EXCERPT PROVIDED:
········

It was one of several rallies held in Peshawar involving hundreds of protesters.

A meeting held in the historic Qissa Khani Bazaar was addressed by a hardline Jamatud Dawa party leader, Abu Hijrat, who said: "Jihad is the only option left to Muslims to prevent non-Muslims from committing such acts."

Religious parties also staged noisy demonstrations in the eastern city of Lahore and burned Danish, French and Norwegian flags.

Several hundred youths from the fundamentalist Jamiat Ulema-i Pakistan party gathered outside the local press club building facing the US consulate, witnesses said.

There were also about half a dozen smaller protests in Karachi, Pakistan's largest city. Demonstrators burned flags and effigies of Danish Prime Minister Anders Fogh Rasmussen and chanted anti-Denmark and anti-US slogans before dispersing peacefully.

Hundreds of people including students at controversial madrassas held three demonstrations in the central city of Multan chanting slogans against Denmark, Norway and France.

Hardliners also marched through the southwestern city of Quetta.

Protesters also took to the streets in Sri Lanka, Turkey and Jordan.

Palestinian militant group Islamic Jihad which has carried out several suicide bombings in Israel, threatened violence.

"So far we have demanded an apology from the governments. But if they continue their assault on our dear Prophet Mohammad, we will burn the ground underneath their feet," Islamic Jihad leader Khader Habib told supporters after Friday prayers.

········

GIVEN PROBLEM A: From the entries, reproduce without alteration every line from the one containing "company-name-english: Guangdong Lighting" up to and including the one containing "246 491 432</box>".

········

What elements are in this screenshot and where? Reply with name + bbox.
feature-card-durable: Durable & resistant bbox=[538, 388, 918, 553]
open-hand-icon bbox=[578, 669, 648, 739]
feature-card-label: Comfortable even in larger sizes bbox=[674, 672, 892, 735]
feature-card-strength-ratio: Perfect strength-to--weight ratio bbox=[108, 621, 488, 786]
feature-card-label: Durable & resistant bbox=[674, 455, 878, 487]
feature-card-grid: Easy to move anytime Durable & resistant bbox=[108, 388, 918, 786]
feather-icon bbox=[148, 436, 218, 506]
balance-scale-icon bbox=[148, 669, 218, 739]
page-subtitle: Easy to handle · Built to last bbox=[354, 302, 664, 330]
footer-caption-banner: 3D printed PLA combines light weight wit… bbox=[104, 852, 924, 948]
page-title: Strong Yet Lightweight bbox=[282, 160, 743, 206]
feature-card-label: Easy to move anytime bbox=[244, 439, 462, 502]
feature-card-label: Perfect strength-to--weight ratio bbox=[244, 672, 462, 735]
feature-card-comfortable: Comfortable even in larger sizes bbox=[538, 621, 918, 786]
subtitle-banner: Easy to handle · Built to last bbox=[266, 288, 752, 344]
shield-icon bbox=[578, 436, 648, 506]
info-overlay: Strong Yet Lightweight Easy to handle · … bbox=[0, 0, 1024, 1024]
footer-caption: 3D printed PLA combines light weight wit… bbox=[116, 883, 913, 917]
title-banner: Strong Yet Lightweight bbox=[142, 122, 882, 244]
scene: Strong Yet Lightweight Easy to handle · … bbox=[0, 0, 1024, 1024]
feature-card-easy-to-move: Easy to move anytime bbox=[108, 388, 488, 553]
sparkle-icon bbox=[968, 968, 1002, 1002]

········

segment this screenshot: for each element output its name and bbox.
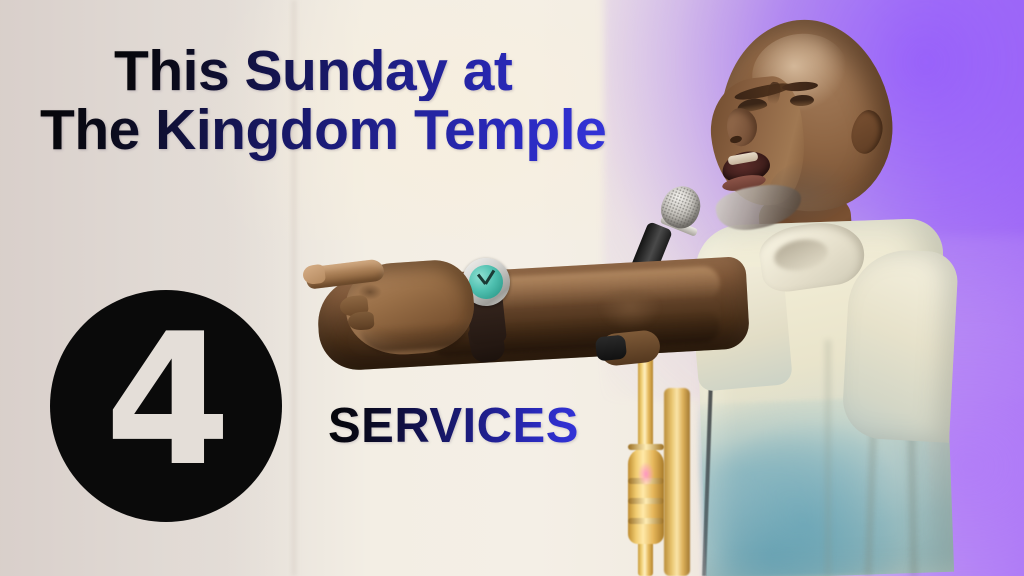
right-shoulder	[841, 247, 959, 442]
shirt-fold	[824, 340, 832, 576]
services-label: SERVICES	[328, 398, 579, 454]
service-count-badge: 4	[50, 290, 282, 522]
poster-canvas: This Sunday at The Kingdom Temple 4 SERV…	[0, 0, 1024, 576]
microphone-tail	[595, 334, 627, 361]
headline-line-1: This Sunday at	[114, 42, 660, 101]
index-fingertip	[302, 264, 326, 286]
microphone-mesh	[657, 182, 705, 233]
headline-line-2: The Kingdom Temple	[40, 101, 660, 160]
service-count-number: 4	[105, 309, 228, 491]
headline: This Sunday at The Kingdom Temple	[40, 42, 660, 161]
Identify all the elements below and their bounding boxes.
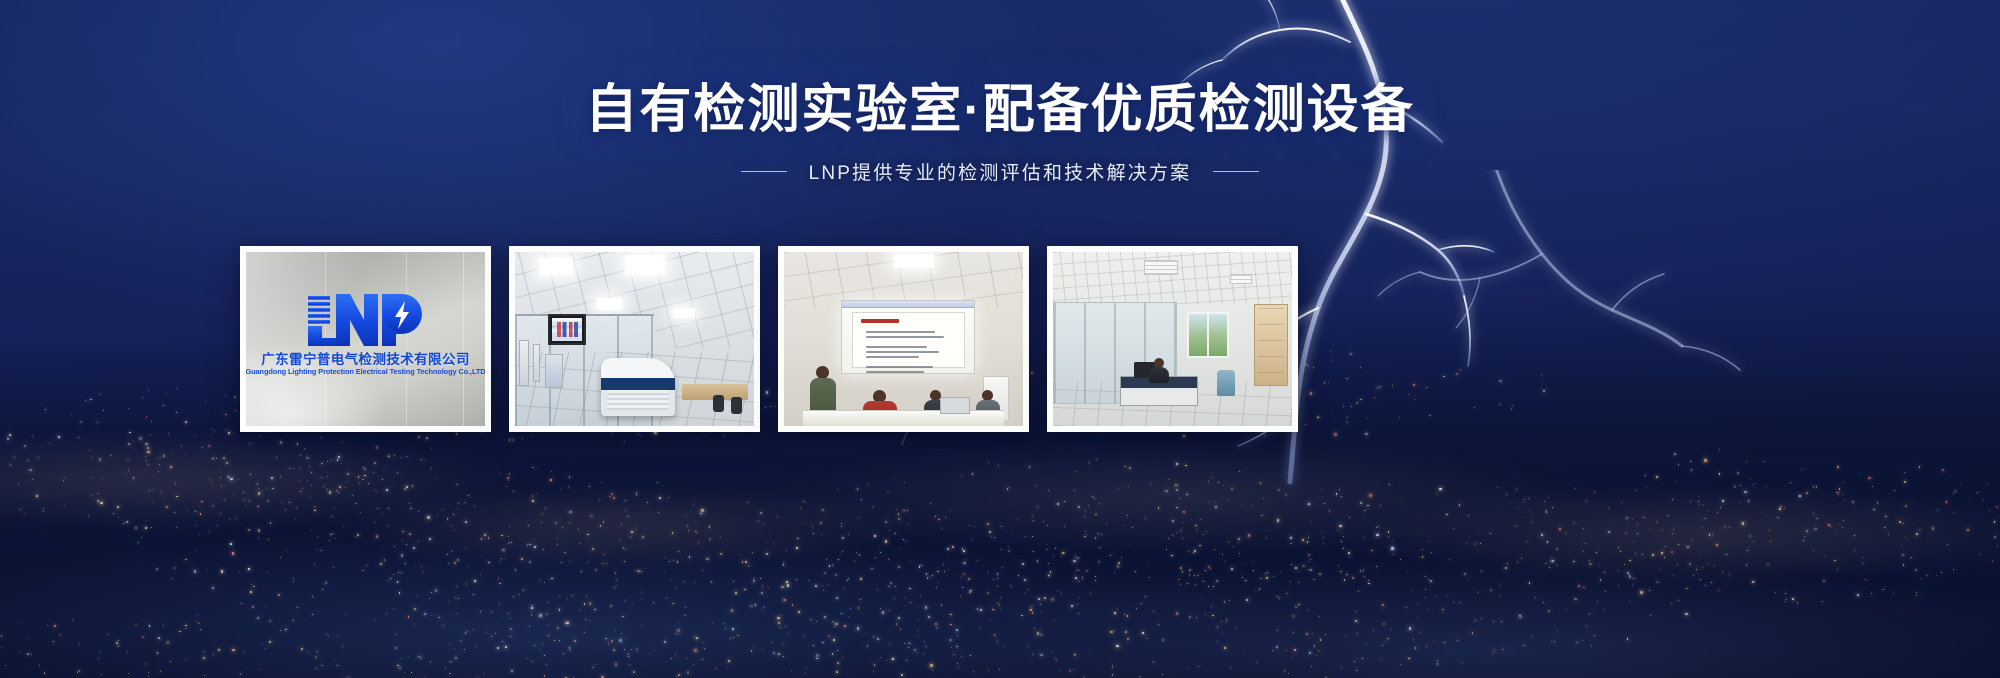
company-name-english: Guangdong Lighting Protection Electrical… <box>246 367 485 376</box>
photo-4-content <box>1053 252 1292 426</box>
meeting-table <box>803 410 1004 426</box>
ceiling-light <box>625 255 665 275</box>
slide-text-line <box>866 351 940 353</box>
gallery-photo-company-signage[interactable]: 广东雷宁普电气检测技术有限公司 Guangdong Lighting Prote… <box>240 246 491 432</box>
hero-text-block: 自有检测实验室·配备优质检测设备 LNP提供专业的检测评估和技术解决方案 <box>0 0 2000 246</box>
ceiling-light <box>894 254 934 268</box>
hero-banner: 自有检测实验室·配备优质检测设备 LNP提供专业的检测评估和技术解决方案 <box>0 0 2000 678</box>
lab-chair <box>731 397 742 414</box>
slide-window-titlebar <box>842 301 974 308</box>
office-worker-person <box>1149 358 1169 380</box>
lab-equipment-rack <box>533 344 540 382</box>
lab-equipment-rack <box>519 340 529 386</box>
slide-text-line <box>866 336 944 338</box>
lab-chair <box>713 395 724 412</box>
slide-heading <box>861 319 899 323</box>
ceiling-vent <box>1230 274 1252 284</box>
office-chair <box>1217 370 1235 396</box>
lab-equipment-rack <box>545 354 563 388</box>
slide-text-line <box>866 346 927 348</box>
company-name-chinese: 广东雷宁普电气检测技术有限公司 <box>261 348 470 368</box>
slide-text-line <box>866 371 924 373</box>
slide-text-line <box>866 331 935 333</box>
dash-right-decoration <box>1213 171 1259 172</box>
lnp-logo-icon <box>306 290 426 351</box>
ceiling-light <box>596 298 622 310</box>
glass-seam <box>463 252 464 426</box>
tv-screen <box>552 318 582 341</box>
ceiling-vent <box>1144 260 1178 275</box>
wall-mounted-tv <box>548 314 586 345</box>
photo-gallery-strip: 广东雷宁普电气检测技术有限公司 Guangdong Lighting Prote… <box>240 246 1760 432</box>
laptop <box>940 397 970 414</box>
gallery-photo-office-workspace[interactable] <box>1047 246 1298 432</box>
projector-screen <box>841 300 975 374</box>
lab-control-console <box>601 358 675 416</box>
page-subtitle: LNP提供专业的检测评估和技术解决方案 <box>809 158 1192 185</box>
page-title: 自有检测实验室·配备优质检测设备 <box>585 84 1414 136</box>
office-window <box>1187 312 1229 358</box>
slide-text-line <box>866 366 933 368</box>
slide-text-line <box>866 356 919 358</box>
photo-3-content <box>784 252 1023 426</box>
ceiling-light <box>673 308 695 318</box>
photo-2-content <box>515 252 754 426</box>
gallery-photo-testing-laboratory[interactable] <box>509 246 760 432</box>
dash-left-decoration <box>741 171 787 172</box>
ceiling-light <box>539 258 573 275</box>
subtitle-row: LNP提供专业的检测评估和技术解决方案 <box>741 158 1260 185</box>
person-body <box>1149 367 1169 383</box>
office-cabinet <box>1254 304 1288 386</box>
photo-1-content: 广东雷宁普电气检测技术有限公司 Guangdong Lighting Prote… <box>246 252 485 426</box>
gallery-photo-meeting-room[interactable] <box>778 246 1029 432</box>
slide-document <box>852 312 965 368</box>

········

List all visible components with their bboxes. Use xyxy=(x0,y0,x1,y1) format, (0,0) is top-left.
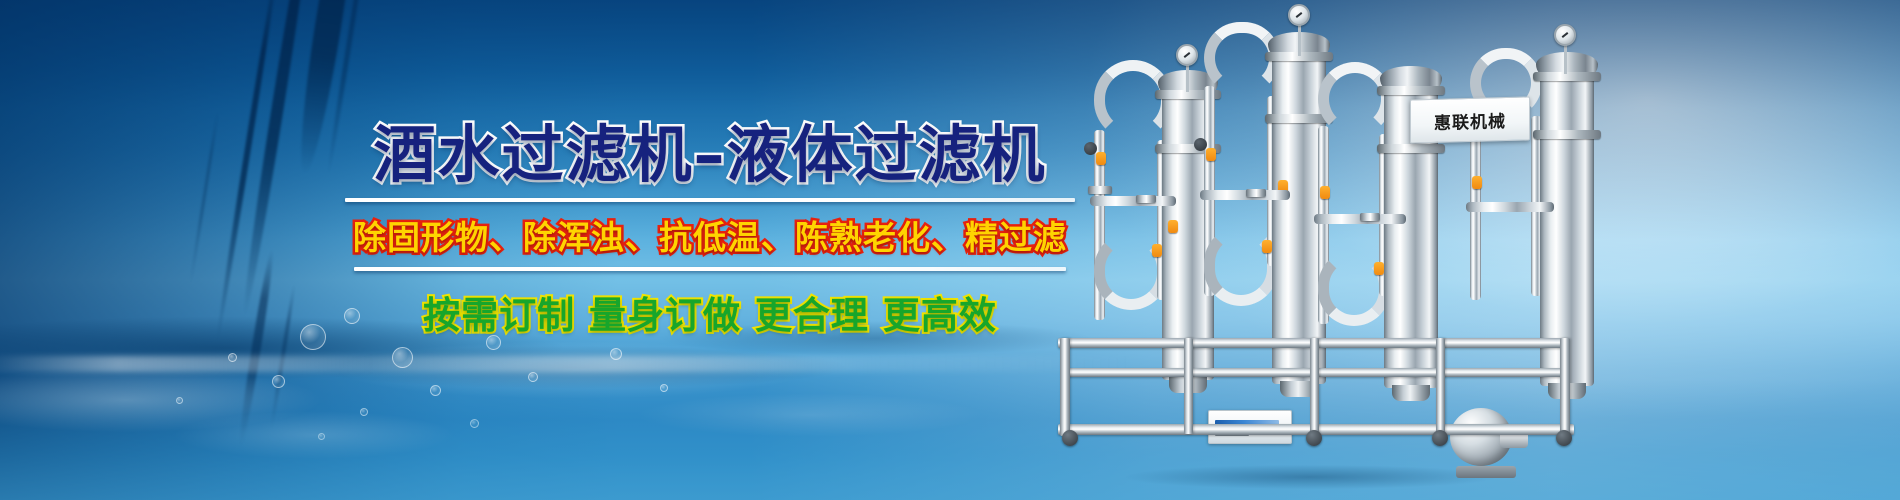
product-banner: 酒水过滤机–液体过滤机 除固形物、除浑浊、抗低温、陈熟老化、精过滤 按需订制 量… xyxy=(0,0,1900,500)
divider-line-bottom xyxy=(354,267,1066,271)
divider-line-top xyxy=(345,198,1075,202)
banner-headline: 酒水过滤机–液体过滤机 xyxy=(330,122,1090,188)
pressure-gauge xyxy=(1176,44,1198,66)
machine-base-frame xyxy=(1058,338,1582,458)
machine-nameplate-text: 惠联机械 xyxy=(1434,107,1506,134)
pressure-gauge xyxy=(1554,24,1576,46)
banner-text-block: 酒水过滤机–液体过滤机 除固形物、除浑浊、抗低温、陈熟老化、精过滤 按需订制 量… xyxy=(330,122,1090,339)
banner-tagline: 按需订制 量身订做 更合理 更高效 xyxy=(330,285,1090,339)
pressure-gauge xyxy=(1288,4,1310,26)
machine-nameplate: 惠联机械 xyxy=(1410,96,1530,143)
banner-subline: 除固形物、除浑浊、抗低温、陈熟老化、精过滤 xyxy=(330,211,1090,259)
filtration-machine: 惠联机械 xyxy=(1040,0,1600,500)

········

GIVEN PROBLEM B: Render the following sentence from the protest report in French: "Hardliners also marched through the southwestern city of Quetta."

EXERCISE RESPONSE A:
company-name-english: Guangdong Lighting Protection Electrical… <box>246 367 485 376</box>
photo-4-content <box>1053 252 1292 426</box>
meeting-table <box>803 410 1004 426</box>
ceiling-light <box>625 255 665 275</box>
slide-text-line <box>866 351 940 353</box>
gallery-photo-company-signage[interactable]: 广东雷宁普电气检测技术有限公司 Guangdong Lighting Prote… <box>240 246 491 432</box>

EXERCISE RESPONSE B: Des partisans de la ligne dure ont également défilé dans la ville de Quetta, dans le sud-ouest.